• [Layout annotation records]
::::::

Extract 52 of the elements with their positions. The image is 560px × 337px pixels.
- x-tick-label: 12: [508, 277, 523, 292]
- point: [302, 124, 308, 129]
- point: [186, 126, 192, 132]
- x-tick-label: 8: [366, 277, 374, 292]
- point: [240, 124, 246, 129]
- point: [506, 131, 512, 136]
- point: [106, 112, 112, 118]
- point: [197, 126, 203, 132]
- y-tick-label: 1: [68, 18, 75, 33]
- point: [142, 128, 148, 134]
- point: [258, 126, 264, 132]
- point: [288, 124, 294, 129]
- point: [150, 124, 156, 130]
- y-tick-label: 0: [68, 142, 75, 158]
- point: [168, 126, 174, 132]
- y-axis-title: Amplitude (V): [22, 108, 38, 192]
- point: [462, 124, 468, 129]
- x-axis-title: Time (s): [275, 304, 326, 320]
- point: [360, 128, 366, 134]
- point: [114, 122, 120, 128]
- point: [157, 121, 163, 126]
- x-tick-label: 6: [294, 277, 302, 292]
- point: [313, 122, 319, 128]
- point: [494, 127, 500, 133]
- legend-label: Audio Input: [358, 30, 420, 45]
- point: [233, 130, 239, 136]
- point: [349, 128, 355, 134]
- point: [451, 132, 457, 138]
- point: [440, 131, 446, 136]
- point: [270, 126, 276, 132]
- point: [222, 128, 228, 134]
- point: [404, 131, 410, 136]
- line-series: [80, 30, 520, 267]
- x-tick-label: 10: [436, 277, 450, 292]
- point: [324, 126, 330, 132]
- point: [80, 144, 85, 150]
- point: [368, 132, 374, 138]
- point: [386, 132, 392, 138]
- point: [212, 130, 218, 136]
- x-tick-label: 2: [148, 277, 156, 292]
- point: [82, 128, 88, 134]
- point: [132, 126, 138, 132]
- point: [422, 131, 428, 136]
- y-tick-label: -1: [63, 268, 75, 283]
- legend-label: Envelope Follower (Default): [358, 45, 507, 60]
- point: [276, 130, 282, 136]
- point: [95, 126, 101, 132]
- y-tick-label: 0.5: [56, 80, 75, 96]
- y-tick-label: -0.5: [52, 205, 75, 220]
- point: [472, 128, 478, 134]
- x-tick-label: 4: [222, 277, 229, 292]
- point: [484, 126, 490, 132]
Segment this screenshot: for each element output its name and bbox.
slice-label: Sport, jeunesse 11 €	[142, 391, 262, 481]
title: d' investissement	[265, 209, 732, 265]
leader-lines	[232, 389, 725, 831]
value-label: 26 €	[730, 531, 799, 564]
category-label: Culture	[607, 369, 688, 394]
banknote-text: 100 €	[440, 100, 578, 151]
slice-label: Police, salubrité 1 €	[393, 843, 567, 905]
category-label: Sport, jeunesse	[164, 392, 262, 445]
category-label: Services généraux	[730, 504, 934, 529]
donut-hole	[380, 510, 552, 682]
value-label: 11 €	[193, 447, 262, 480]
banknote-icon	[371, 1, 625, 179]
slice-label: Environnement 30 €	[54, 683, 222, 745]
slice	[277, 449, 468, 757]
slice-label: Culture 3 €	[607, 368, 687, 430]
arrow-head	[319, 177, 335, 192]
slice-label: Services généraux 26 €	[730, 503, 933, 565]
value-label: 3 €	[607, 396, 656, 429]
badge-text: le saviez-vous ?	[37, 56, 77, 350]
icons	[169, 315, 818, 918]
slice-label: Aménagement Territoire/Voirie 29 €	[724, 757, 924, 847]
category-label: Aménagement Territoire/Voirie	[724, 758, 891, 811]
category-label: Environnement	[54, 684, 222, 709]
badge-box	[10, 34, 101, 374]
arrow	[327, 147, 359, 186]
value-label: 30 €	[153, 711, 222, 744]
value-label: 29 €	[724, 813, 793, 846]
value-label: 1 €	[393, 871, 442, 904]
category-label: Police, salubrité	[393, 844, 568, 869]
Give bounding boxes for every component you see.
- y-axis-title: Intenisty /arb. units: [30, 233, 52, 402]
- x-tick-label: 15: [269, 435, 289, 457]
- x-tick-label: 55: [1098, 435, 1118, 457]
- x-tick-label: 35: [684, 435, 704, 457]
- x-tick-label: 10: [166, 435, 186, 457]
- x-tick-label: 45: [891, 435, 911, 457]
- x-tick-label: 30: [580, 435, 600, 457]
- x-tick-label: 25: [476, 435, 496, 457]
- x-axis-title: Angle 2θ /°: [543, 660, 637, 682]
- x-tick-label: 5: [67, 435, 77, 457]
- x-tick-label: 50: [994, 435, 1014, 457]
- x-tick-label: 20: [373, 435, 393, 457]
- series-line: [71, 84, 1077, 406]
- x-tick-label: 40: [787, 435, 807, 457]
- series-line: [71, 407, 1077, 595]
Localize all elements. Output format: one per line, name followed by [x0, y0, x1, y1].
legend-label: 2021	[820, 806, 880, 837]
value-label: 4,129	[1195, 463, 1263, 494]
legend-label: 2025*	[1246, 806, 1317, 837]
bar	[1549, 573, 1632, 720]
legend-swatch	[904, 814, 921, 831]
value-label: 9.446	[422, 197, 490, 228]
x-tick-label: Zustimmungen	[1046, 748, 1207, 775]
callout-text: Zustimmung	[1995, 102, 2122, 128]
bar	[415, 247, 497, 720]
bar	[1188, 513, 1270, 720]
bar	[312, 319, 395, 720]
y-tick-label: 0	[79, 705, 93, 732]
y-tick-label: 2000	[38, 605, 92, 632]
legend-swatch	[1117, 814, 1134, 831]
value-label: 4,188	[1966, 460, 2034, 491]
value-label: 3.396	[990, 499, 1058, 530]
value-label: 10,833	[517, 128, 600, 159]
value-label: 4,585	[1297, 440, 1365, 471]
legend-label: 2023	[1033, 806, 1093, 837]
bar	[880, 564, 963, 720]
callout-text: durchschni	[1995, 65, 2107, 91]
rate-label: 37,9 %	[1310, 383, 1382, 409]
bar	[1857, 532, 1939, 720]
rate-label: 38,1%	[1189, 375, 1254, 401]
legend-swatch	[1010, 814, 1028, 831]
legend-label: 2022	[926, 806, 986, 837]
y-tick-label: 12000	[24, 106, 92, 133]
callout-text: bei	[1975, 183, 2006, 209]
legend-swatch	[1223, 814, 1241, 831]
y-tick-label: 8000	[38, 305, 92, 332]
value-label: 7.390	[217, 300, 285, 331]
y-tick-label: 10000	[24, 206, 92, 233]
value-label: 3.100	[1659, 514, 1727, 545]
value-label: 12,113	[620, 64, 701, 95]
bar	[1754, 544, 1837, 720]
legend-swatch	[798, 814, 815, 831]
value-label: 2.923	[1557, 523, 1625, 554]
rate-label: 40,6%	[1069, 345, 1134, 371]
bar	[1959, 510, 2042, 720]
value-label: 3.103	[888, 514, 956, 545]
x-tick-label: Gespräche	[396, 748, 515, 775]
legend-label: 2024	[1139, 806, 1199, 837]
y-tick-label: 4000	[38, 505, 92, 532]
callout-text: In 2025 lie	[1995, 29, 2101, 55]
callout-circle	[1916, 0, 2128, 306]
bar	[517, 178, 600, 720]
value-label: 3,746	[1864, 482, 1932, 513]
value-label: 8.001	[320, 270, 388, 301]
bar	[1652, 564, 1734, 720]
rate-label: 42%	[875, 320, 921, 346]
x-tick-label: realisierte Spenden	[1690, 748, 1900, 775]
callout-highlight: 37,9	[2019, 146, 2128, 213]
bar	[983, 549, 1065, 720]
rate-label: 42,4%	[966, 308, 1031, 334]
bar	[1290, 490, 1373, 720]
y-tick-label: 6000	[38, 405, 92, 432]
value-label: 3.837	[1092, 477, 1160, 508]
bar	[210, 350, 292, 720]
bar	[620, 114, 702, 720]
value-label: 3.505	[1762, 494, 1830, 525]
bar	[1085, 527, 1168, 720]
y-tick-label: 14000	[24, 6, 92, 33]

::::::

• [Exercise]
Collect every line of the items above that contains the string "rate". Treat uppercase and lowercase letters as different.

• [Exercise response]
rate-label: 37,9 %	[1310, 383, 1382, 409]
rate-label: 38,1%	[1189, 375, 1254, 401]
rate-label: 40,6%	[1069, 345, 1134, 371]
rate-label: 42%	[875, 320, 921, 346]
rate-label: 42,4%	[966, 308, 1031, 334]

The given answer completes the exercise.